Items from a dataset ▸
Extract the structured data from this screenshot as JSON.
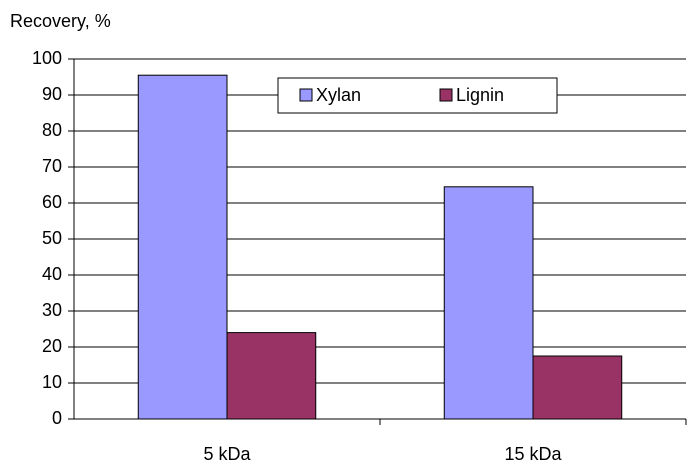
{
  "chart_data": {
    "type": "bar",
    "y_label": "Recovery, %",
    "categories": [
      "5 kDa",
      "15 kDa"
    ],
    "series": [
      {
        "name": "Xylan",
        "color": "#9999ff",
        "values": [
          95.5,
          64.5
        ]
      },
      {
        "name": "Lignin",
        "color": "#993366",
        "values": [
          24,
          17.5
        ]
      }
    ],
    "ylim": [
      0,
      100
    ],
    "yticks": [
      0,
      10,
      20,
      30,
      40,
      50,
      60,
      70,
      80,
      90,
      100
    ],
    "grid": true
  }
}
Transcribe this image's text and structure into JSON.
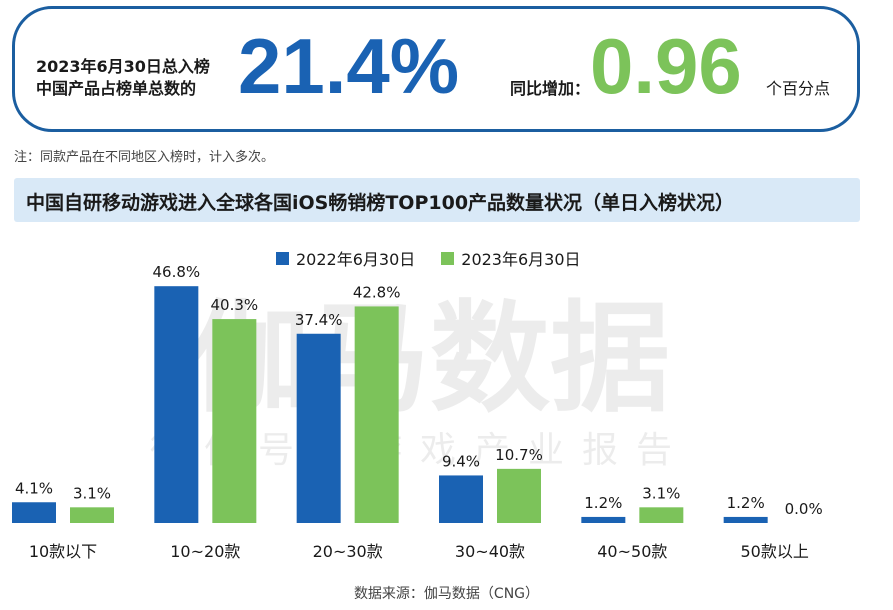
{
  "header": {
    "left_caption_line1": "2023年6月30日总入榜",
    "left_caption_line2": "中国产品占榜单总数的",
    "left_value": "21.4%",
    "right_caption": "同比增加：",
    "right_value": "0.96",
    "right_unit": "个百分点"
  },
  "note": "注：同款产品在不同地区入榜时，计入多次。",
  "source": "数据来源：伽马数据（CNG）",
  "colors": {
    "series1": "#1a62b3",
    "series2": "#7cc35a",
    "border": "#1b5ea0",
    "title_bg": "#d9e9f7"
  },
  "chart_data": {
    "type": "bar",
    "title": "中国自研移动游戏进入全球各国iOS畅销榜TOP100产品数量状况（单日入榜状况）",
    "categories": [
      "10款以下",
      "10~20款",
      "20~30款",
      "30~40款",
      "40~50款",
      "50款以上"
    ],
    "series": [
      {
        "name": "2022年6月30日",
        "values": [
          4.1,
          46.8,
          37.4,
          9.4,
          1.2,
          1.2
        ],
        "labels": [
          "4.1%",
          "46.8%",
          "37.4%",
          "9.4%",
          "1.2%",
          "1.2%"
        ]
      },
      {
        "name": "2023年6月30日",
        "values": [
          3.1,
          40.3,
          42.8,
          10.7,
          3.1,
          0.0
        ],
        "labels": [
          "3.1%",
          "40.3%",
          "42.8%",
          "10.7%",
          "3.1%",
          "0.0%"
        ]
      }
    ],
    "ylim": [
      0,
      50
    ],
    "grid": false,
    "legend_position": "top-center"
  }
}
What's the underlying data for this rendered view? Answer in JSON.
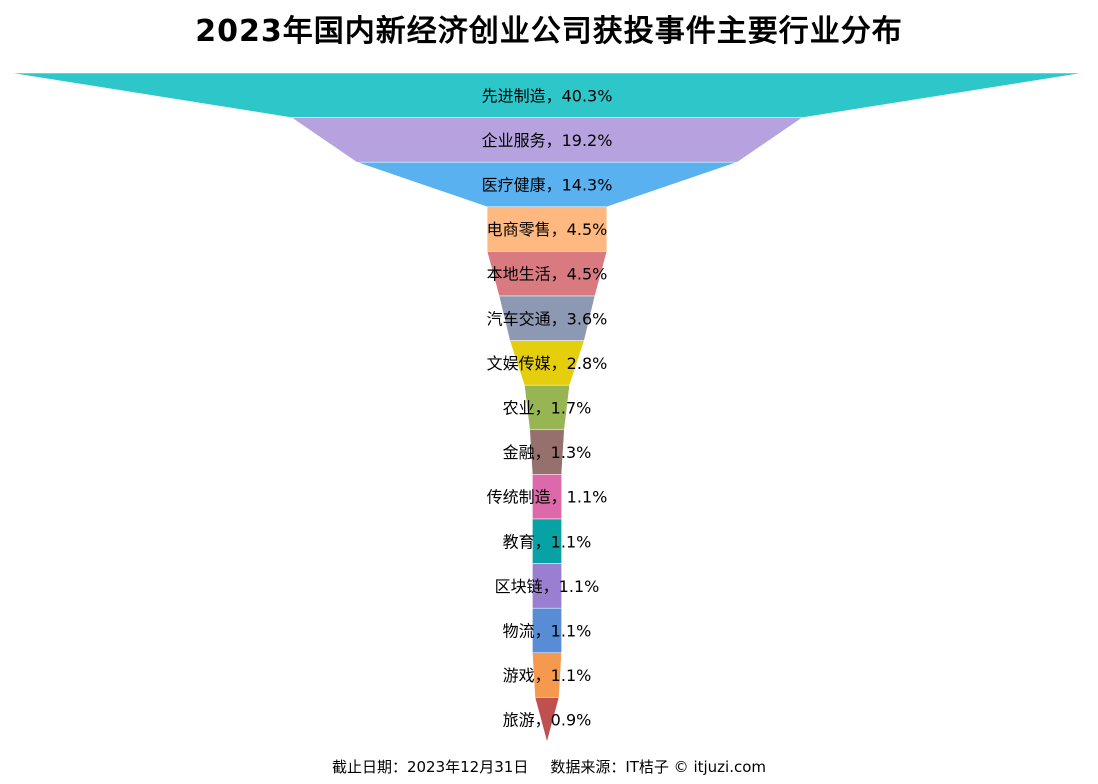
{
  "title": "2023年国内新经济创业公司获投事件主要行业分布",
  "footer": {
    "date_note": "截止日期：2023年12月31日",
    "source_note": "数据来源：IT桔子 © itjuzi.com"
  },
  "chart_data": {
    "type": "funnel",
    "title": "2023年国内新经济创业公司获投事件主要行业分布",
    "label_separator": "，",
    "value_suffix": "%",
    "categories": [
      "先进制造",
      "企业服务",
      "医疗健康",
      "电商零售",
      "本地生活",
      "汽车交通",
      "文娱传媒",
      "农业",
      "金融",
      "传统制造",
      "教育",
      "区块链",
      "物流",
      "游戏",
      "旅游"
    ],
    "values": [
      40.3,
      19.2,
      14.3,
      4.5,
      4.5,
      3.6,
      2.8,
      1.7,
      1.3,
      1.1,
      1.1,
      1.1,
      1.1,
      1.1,
      0.9
    ],
    "colors": [
      "#2ec7c9",
      "#b6a2de",
      "#5ab1ef",
      "#ffb980",
      "#d87a80",
      "#8d98b3",
      "#e5cf0d",
      "#97b552",
      "#95706d",
      "#dc69aa",
      "#07a2a4",
      "#9a7fd1",
      "#588dd5",
      "#f5994e",
      "#c05050"
    ]
  }
}
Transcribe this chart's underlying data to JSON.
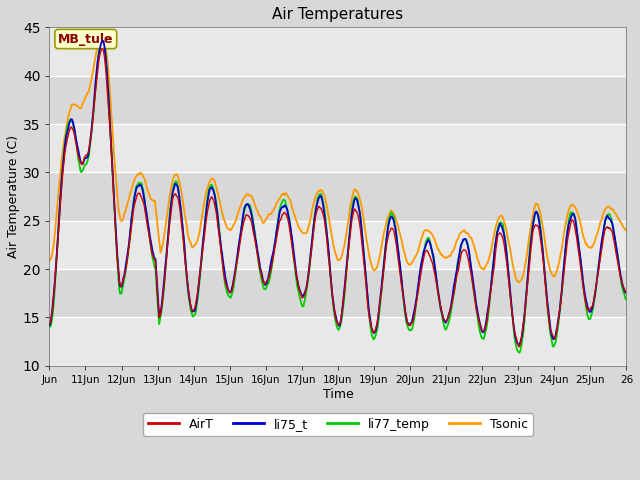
{
  "title": "Air Temperatures",
  "xlabel": "Time",
  "ylabel": "Air Temperature (C)",
  "ylim": [
    10,
    45
  ],
  "xlim": [
    0,
    16
  ],
  "tick_labels": [
    "Jun",
    "11Jun",
    "12Jun",
    "13Jun",
    "14Jun",
    "15Jun",
    "16Jun",
    "17Jun",
    "18Jun",
    "19Jun",
    "20Jun",
    "21Jun",
    "22Jun",
    "23Jun",
    "24Jun",
    "25Jun",
    "26"
  ],
  "yticks": [
    10,
    15,
    20,
    25,
    30,
    35,
    40,
    45
  ],
  "colors": {
    "AirT": "#cc0000",
    "li75_t": "#0000cc",
    "li77_temp": "#00cc00",
    "Tsonic": "#ff9900"
  },
  "annotation_text": "MB_tule",
  "annotation_color": "#8b0000",
  "annotation_bg": "#ffffcc",
  "bg_light": "#f0f0f0",
  "bg_dark": "#e0e0e0",
  "grid_color": "#ffffff",
  "legend_labels": [
    "AirT",
    "li75_t",
    "li77_temp",
    "Tsonic"
  ],
  "figsize": [
    6.4,
    4.8
  ],
  "dpi": 100
}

EXERCISE DETAILS ▸ From the line containing "Transcribe this chart's" through the end of the entries, quote each line exactly and nothing else, excluding all pictures.

EXERCISE RESPONSE ▸
Transcribe this chart's underlying data to JSON.
{
  "title": "Air Temperatures",
  "xlabel": "Time",
  "ylabel": "Air Temperature (C)",
  "ylim": [
    10,
    45
  ],
  "xlim": [
    0,
    16
  ],
  "tick_labels": [
    "Jun",
    "11Jun",
    "12Jun",
    "13Jun",
    "14Jun",
    "15Jun",
    "16Jun",
    "17Jun",
    "18Jun",
    "19Jun",
    "20Jun",
    "21Jun",
    "22Jun",
    "23Jun",
    "24Jun",
    "25Jun",
    "26"
  ],
  "yticks": [
    10,
    15,
    20,
    25,
    30,
    35,
    40,
    45
  ],
  "colors": {
    "AirT": "#cc0000",
    "li75_t": "#0000cc",
    "li77_temp": "#00cc00",
    "Tsonic": "#ff9900"
  },
  "annotation_text": "MB_tule",
  "annotation_color": "#8b0000",
  "annotation_bg": "#ffffcc",
  "bg_light": "#f0f0f0",
  "bg_dark": "#e0e0e0",
  "grid_color": "#ffffff",
  "legend_labels": [
    "AirT",
    "li75_t",
    "li77_temp",
    "Tsonic"
  ],
  "figsize": [
    6.4,
    4.8
  ],
  "dpi": 100
}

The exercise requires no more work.